Provided entries >>
--------

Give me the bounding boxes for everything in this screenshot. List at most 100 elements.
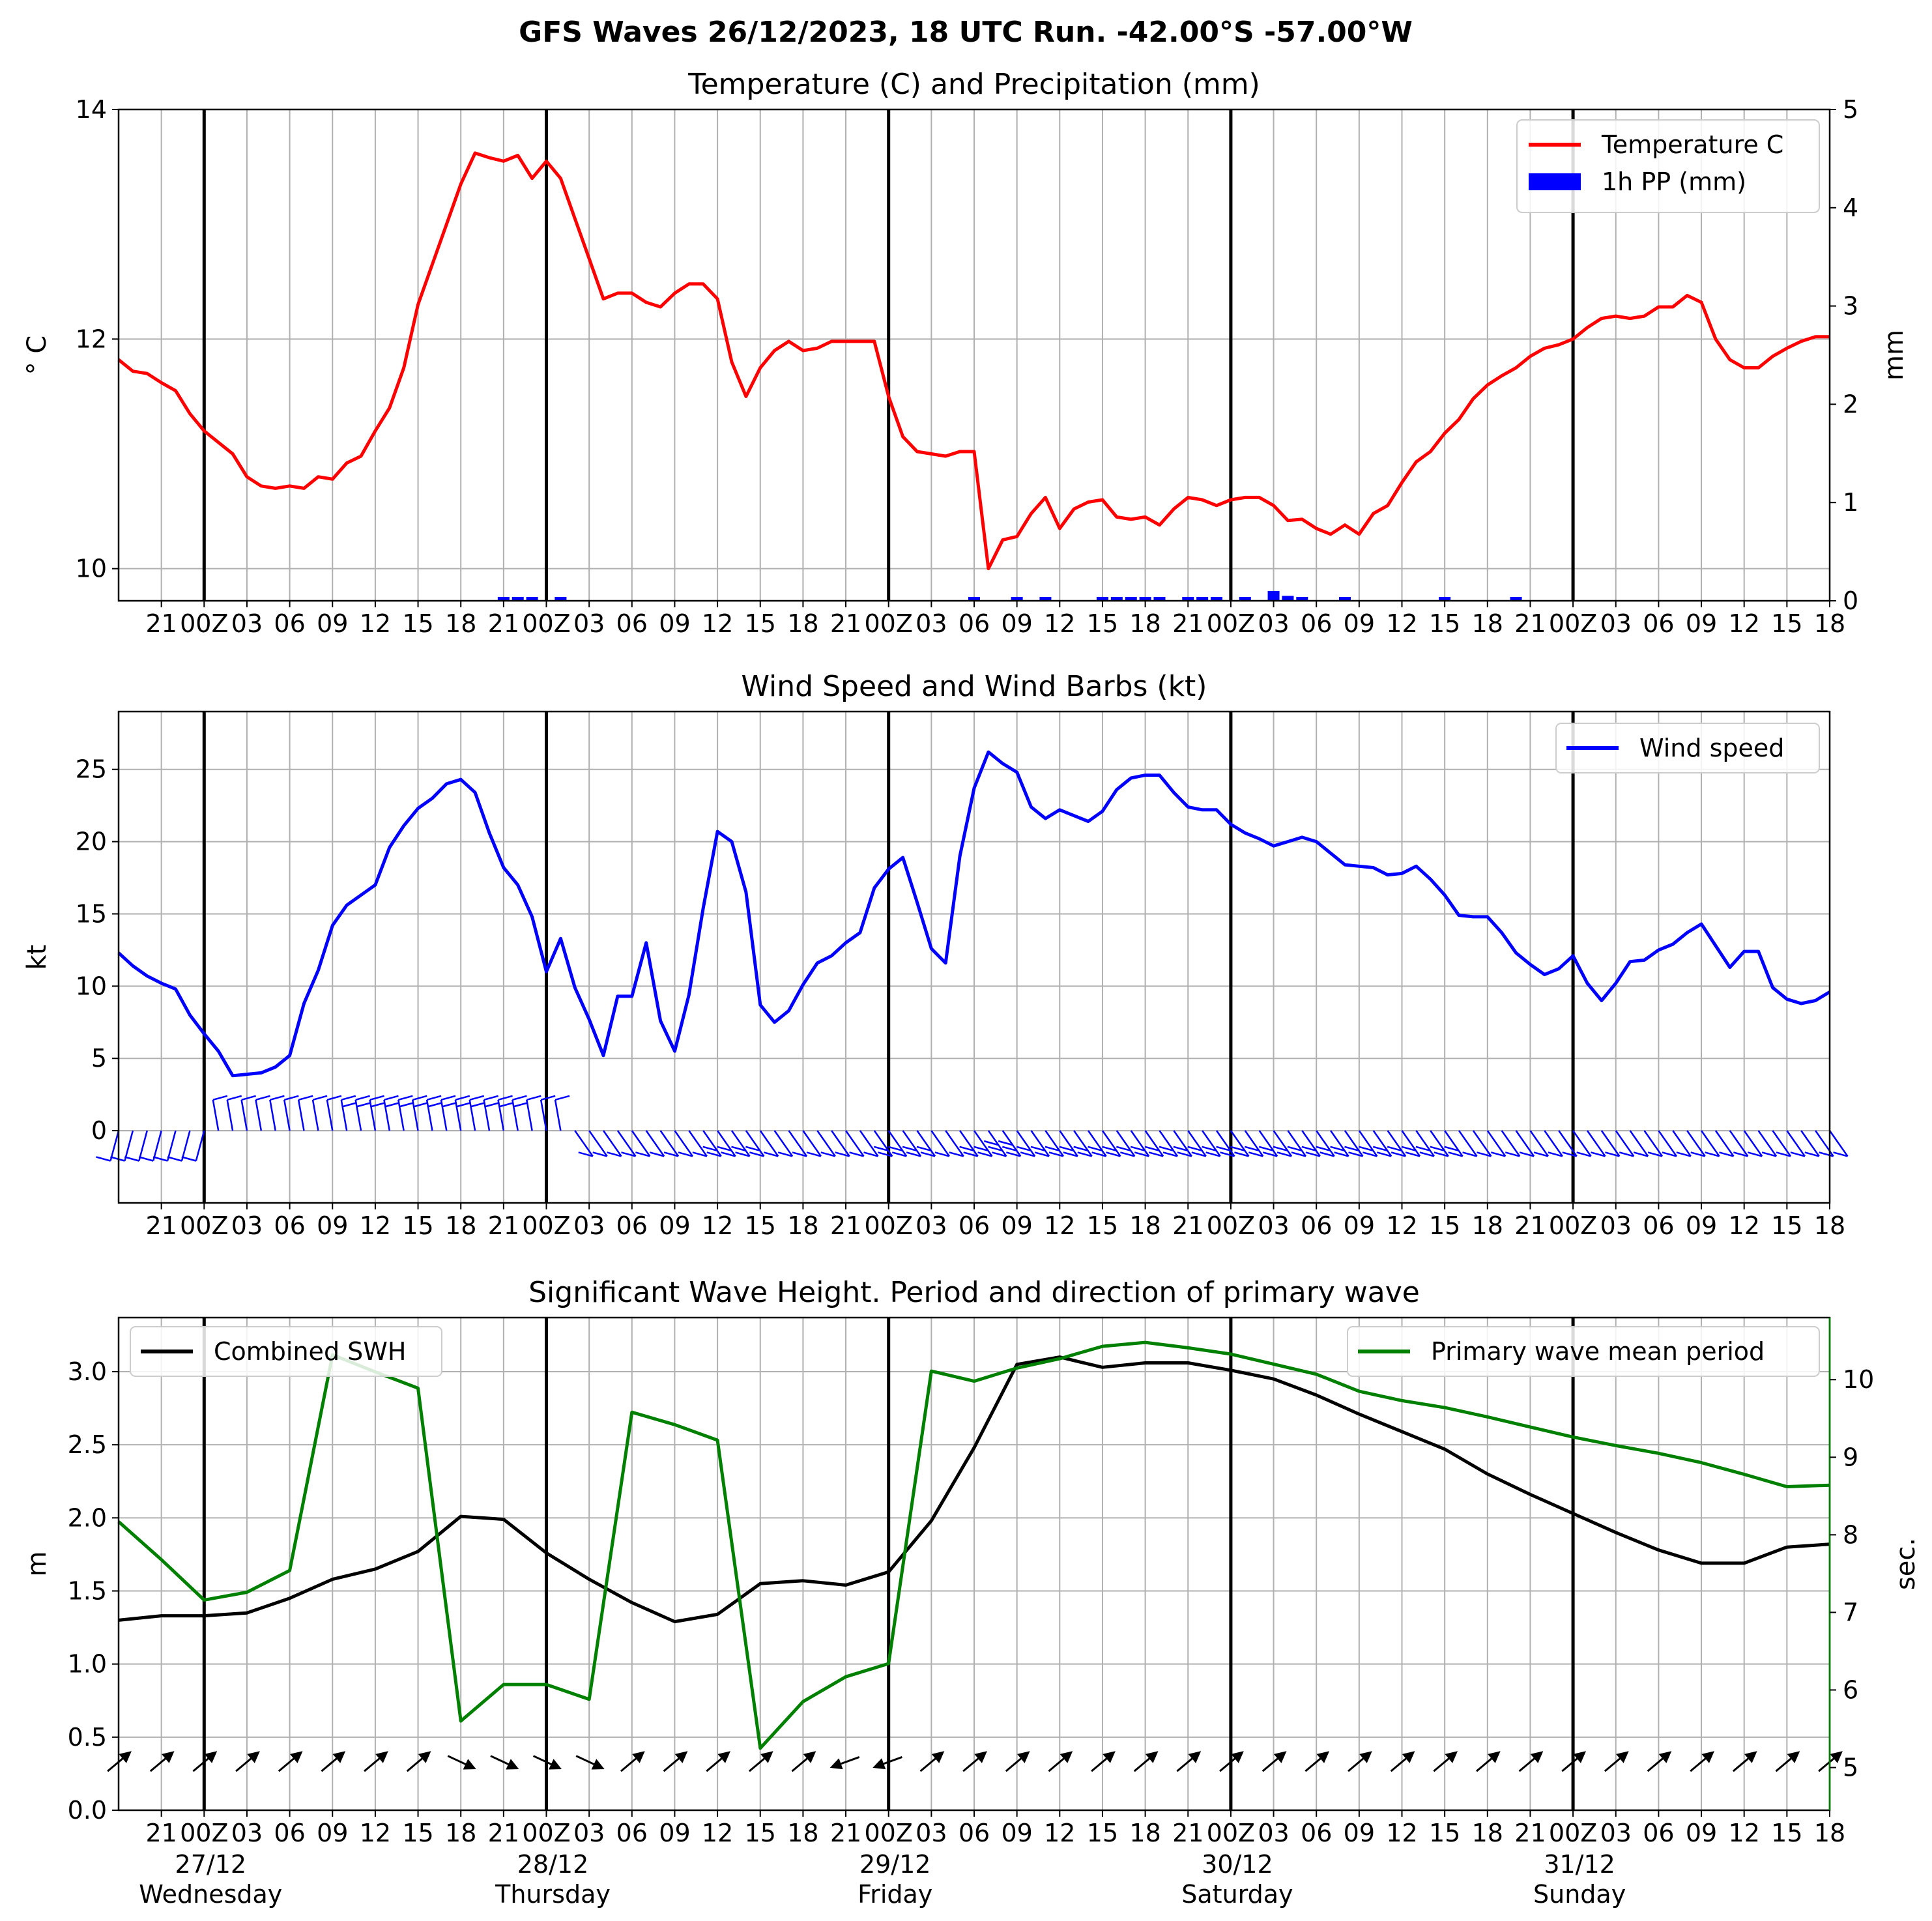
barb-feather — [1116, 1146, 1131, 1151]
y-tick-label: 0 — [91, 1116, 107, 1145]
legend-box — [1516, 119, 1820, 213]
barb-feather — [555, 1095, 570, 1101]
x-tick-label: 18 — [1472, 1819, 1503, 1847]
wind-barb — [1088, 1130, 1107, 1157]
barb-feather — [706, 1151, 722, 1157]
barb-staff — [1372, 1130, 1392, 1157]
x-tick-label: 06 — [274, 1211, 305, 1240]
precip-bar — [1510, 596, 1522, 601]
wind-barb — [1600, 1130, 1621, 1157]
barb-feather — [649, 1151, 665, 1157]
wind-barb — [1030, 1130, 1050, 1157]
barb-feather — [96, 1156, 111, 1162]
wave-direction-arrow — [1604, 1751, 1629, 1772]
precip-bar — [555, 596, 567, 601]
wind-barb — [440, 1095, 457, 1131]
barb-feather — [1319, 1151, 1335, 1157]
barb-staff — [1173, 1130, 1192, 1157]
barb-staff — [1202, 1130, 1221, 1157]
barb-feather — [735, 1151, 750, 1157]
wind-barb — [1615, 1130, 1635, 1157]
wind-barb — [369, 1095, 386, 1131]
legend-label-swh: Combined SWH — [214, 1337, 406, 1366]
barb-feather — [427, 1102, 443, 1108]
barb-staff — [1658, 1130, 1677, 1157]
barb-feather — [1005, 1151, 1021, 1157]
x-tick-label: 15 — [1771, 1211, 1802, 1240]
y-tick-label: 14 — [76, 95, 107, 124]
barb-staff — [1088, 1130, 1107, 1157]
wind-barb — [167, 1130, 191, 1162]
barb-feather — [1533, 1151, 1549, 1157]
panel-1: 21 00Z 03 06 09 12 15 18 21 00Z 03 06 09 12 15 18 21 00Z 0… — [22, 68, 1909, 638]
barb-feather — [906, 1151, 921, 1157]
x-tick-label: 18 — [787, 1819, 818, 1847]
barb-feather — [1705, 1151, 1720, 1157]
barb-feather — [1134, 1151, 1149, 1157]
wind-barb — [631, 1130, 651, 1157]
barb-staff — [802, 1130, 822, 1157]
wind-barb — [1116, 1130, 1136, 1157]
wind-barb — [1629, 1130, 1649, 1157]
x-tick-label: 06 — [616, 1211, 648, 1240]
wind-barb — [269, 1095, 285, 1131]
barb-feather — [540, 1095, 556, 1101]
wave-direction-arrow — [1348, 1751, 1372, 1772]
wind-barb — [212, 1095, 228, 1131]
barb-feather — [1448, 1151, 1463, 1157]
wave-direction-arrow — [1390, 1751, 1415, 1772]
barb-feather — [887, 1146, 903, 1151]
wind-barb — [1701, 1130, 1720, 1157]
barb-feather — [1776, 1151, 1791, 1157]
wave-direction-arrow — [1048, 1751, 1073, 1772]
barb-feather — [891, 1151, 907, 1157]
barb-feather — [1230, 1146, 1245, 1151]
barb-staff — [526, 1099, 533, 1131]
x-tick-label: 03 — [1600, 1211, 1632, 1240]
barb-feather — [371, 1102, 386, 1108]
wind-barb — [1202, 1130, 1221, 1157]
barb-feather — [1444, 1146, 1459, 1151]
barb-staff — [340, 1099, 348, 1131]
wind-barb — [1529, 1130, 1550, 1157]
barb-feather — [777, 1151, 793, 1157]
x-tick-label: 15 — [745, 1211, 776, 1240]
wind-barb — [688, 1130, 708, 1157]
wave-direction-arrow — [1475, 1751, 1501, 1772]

--------

Rewrite the rows above with "screenshot" replaced by "image", changing nothing else. Leave out the pictures.

Written solution >>
Give me the bounding boxes for everything in this image. List at most 100 elements.
barb-feather — [1116, 1146, 1131, 1151]
y-tick-label: 0 — [91, 1116, 107, 1145]
legend-box — [1516, 119, 1820, 213]
barb-feather — [555, 1095, 570, 1101]
x-tick-label: 18 — [1472, 1819, 1503, 1847]
wind-barb — [1088, 1130, 1107, 1157]
barb-feather — [706, 1151, 722, 1157]
barb-staff — [1372, 1130, 1392, 1157]
x-tick-label: 06 — [274, 1211, 305, 1240]
precip-bar — [1510, 596, 1522, 601]
wind-barb — [1600, 1130, 1621, 1157]
barb-feather — [649, 1151, 665, 1157]
wind-barb — [1030, 1130, 1050, 1157]
barb-feather — [96, 1156, 111, 1162]
wave-direction-arrow — [1604, 1751, 1629, 1772]
precip-bar — [555, 596, 567, 601]
wind-barb — [440, 1095, 457, 1131]
barb-feather — [1319, 1151, 1335, 1157]
barb-staff — [1173, 1130, 1192, 1157]
barb-staff — [1202, 1130, 1221, 1157]
barb-feather — [735, 1151, 750, 1157]
wind-barb — [1615, 1130, 1635, 1157]
wind-barb — [369, 1095, 386, 1131]
legend-label-swh: Combined SWH — [214, 1337, 406, 1366]
barb-feather — [427, 1102, 443, 1108]
barb-staff — [1658, 1130, 1677, 1157]
barb-feather — [1005, 1151, 1021, 1157]
x-tick-label: 15 — [1771, 1211, 1802, 1240]
y-tick-label: 14 — [76, 95, 107, 124]
barb-staff — [1088, 1130, 1107, 1157]
wind-barb — [167, 1130, 191, 1162]
barb-feather — [1533, 1151, 1549, 1157]
panel-1: 21 00Z 03 06 09 12 15 18 21 00Z 03 06 09 12 15 18 21 00Z 0… — [22, 68, 1909, 638]
barb-feather — [906, 1151, 921, 1157]
x-tick-label: 18 — [787, 1819, 818, 1847]
barb-feather — [1705, 1151, 1720, 1157]
barb-feather — [1134, 1151, 1149, 1157]
wind-barb — [631, 1130, 651, 1157]
barb-staff — [802, 1130, 822, 1157]
wind-barb — [1116, 1130, 1136, 1157]
wind-barb — [1629, 1130, 1649, 1157]
x-tick-label: 06 — [616, 1211, 648, 1240]
wind-barb — [269, 1095, 285, 1131]
barb-feather — [540, 1095, 556, 1101]
wave-direction-arrow — [1348, 1751, 1372, 1772]
wind-barb — [212, 1095, 228, 1131]
barb-feather — [1448, 1151, 1463, 1157]
wave-direction-arrow — [1390, 1751, 1415, 1772]
barb-feather — [887, 1146, 903, 1151]
wind-barb — [1701, 1130, 1720, 1157]
barb-feather — [1776, 1151, 1791, 1157]
wave-direction-arrow — [1048, 1751, 1073, 1772]
barb-feather — [891, 1151, 907, 1157]
barb-feather — [1230, 1146, 1245, 1151]
barb-staff — [526, 1099, 533, 1131]
x-tick-label: 03 — [1600, 1211, 1632, 1240]
barb-feather — [371, 1102, 386, 1108]
wind-barb — [1202, 1130, 1221, 1157]
barb-feather — [1444, 1146, 1459, 1151]
barb-staff — [340, 1099, 348, 1131]
wind-barb — [1529, 1130, 1550, 1157]
barb-feather — [777, 1151, 793, 1157]
x-tick-label: 15 — [745, 1211, 776, 1240]
wind-barb — [688, 1130, 708, 1157]
wave-direction-arrow — [1475, 1751, 1501, 1772]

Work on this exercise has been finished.